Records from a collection
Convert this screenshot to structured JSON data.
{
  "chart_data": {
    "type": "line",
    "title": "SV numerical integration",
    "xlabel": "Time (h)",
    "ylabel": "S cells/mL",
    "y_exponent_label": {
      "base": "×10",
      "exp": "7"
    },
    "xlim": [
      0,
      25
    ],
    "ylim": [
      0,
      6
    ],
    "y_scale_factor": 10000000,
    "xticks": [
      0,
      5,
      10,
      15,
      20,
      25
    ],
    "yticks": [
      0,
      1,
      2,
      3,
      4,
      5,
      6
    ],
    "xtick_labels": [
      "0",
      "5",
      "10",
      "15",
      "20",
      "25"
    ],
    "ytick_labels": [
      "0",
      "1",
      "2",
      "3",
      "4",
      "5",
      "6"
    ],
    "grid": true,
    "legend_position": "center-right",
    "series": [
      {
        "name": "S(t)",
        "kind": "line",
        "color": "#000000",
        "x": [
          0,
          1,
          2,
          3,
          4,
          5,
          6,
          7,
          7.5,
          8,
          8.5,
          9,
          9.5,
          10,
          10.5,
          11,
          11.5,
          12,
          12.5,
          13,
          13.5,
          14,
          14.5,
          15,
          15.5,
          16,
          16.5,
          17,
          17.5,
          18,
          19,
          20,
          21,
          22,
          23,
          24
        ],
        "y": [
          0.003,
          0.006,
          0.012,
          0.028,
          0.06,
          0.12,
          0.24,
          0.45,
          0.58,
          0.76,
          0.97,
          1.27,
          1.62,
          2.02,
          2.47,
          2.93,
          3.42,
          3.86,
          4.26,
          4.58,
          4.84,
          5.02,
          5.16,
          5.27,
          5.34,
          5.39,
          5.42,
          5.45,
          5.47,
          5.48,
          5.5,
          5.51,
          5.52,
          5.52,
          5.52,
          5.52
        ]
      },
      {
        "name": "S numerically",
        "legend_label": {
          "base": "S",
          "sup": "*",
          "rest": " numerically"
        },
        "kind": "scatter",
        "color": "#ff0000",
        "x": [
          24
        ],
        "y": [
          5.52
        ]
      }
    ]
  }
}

• _DIRECTIONS FOR THIS TASK_
Return what is listed above, exactly and completely.

• _TASK SOLUTION_
Convert this screenshot to structured JSON data.
{
  "chart_data": {
    "type": "line",
    "title": "SV numerical integration",
    "xlabel": "Time (h)",
    "ylabel": "S cells/mL",
    "y_exponent_label": {
      "base": "×10",
      "exp": "7"
    },
    "xlim": [
      0,
      25
    ],
    "ylim": [
      0,
      6
    ],
    "y_scale_factor": 10000000,
    "xticks": [
      0,
      5,
      10,
      15,
      20,
      25
    ],
    "yticks": [
      0,
      1,
      2,
      3,
      4,
      5,
      6
    ],
    "xtick_labels": [
      "0",
      "5",
      "10",
      "15",
      "20",
      "25"
    ],
    "ytick_labels": [
      "0",
      "1",
      "2",
      "3",
      "4",
      "5",
      "6"
    ],
    "grid": true,
    "legend_position": "center-right",
    "series": [
      {
        "name": "S(t)",
        "kind": "line",
        "color": "#000000",
        "x": [
          0,
          1,
          2,
          3,
          4,
          5,
          6,
          7,
          7.5,
          8,
          8.5,
          9,
          9.5,
          10,
          10.5,
          11,
          11.5,
          12,
          12.5,
          13,
          13.5,
          14,
          14.5,
          15,
          15.5,
          16,
          16.5,
          17,
          17.5,
          18,
          19,
          20,
          21,
          22,
          23,
          24
        ],
        "y": [
          0.003,
          0.006,
          0.012,
          0.028,
          0.06,
          0.12,
          0.24,
          0.45,
          0.58,
          0.76,
          0.97,
          1.27,
          1.62,
          2.02,
          2.47,
          2.93,
          3.42,
          3.86,
          4.26,
          4.58,
          4.84,
          5.02,
          5.16,
          5.27,
          5.34,
          5.39,
          5.42,
          5.45,
          5.47,
          5.48,
          5.5,
          5.51,
          5.52,
          5.52,
          5.52,
          5.52
        ]
      },
      {
        "name": "S numerically",
        "legend_label": {
          "base": "S",
          "sup": "*",
          "rest": " numerically"
        },
        "kind": "scatter",
        "color": "#ff0000",
        "x": [
          24
        ],
        "y": [
          5.52
        ]
      }
    ]
  }
}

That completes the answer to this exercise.